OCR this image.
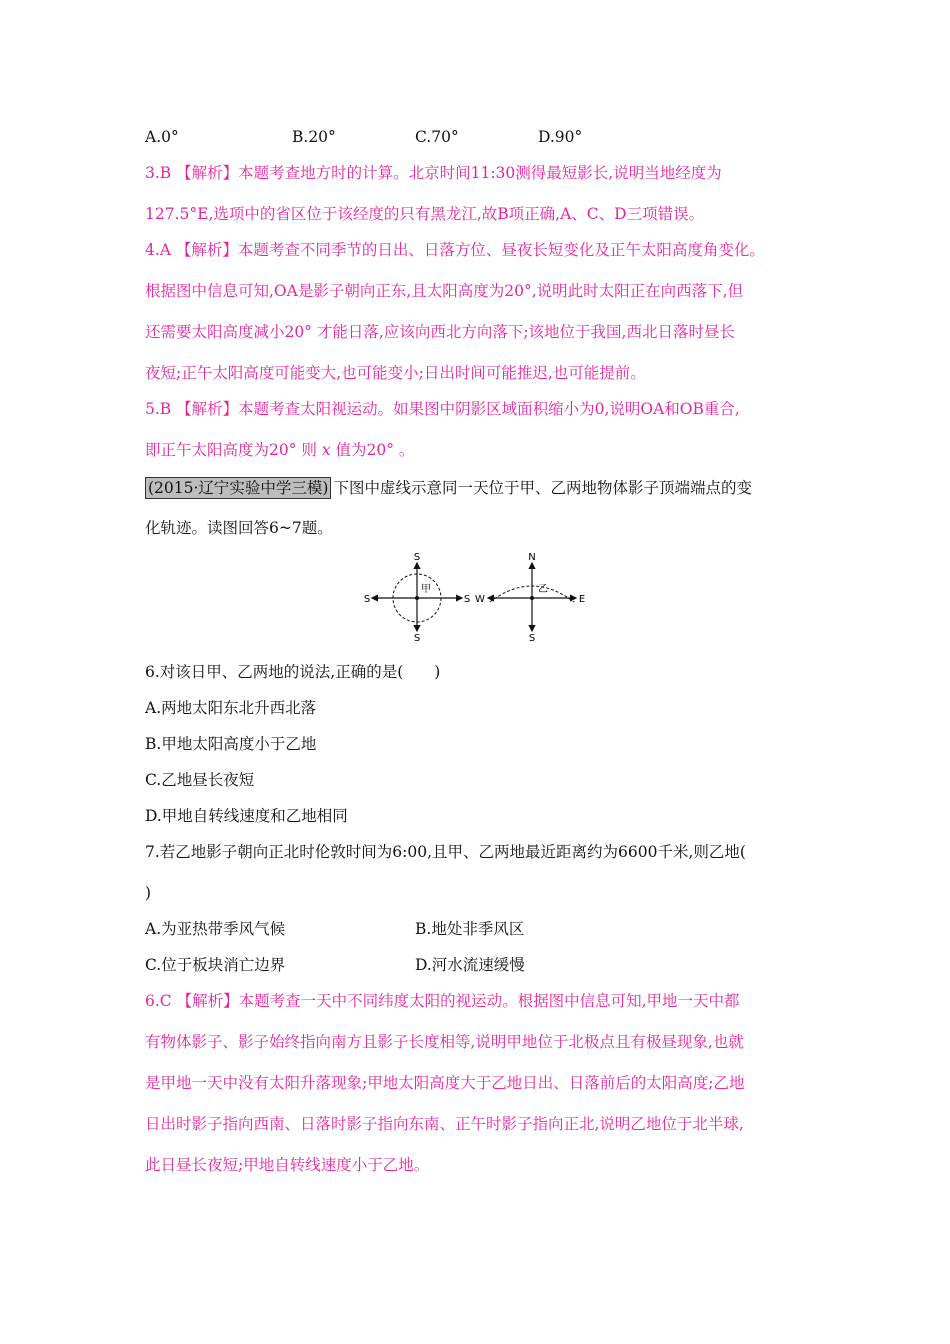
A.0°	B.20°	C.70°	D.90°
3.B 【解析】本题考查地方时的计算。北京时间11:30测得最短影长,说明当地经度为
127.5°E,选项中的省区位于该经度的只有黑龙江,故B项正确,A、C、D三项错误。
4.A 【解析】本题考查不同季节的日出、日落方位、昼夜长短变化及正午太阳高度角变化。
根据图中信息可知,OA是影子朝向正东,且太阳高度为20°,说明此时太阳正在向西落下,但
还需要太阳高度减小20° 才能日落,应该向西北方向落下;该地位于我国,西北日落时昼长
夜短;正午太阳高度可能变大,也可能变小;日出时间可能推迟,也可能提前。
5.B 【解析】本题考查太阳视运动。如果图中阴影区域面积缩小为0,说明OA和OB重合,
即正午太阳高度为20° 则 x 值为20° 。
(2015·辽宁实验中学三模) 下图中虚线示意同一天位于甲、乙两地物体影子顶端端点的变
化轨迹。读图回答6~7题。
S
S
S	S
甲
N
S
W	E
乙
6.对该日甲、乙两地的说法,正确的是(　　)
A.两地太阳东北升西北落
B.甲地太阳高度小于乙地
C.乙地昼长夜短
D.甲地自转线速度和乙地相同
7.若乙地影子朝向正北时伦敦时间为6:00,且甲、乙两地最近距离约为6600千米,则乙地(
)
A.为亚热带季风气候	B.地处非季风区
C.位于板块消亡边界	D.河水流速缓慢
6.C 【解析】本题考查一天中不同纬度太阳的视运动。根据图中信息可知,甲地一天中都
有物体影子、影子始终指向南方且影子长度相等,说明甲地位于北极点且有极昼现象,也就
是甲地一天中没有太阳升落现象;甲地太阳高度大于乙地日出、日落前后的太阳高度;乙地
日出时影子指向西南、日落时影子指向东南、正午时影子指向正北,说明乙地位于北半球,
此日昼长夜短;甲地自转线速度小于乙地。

————

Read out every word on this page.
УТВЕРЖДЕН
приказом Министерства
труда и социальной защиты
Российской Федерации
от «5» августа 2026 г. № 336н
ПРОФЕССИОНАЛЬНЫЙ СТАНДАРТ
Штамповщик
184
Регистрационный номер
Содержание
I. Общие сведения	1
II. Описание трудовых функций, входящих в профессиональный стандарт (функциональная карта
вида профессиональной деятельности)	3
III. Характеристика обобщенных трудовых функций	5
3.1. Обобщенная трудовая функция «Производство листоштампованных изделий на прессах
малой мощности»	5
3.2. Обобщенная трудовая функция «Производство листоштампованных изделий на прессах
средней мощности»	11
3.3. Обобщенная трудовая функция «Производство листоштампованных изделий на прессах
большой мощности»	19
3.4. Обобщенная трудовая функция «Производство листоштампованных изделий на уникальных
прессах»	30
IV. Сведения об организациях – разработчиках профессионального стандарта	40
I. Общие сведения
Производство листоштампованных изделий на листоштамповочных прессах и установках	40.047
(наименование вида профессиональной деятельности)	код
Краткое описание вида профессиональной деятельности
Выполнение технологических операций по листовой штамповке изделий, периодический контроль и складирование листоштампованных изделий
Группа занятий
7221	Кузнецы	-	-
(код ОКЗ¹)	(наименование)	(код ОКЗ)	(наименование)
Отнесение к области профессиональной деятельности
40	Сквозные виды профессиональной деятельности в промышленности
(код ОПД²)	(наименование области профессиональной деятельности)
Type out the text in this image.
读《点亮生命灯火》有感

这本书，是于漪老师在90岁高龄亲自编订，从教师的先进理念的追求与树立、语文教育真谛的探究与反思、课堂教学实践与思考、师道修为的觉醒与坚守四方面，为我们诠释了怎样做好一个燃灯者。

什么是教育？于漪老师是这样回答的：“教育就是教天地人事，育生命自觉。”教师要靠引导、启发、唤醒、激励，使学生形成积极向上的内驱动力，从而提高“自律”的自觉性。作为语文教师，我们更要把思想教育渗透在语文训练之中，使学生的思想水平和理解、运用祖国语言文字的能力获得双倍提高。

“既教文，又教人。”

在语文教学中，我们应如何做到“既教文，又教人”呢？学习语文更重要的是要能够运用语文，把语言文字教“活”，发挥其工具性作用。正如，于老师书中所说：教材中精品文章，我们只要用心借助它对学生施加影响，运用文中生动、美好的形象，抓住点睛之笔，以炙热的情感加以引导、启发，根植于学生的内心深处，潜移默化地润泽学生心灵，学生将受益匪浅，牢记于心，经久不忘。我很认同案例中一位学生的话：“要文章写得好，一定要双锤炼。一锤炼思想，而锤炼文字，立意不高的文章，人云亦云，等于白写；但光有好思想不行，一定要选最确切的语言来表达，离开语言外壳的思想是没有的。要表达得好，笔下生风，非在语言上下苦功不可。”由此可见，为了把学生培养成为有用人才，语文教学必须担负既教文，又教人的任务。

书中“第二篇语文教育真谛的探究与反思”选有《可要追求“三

————

Work to be completed
Within the entries above, how many lines contain "вида"? Respond with the number only.

Exercise response
3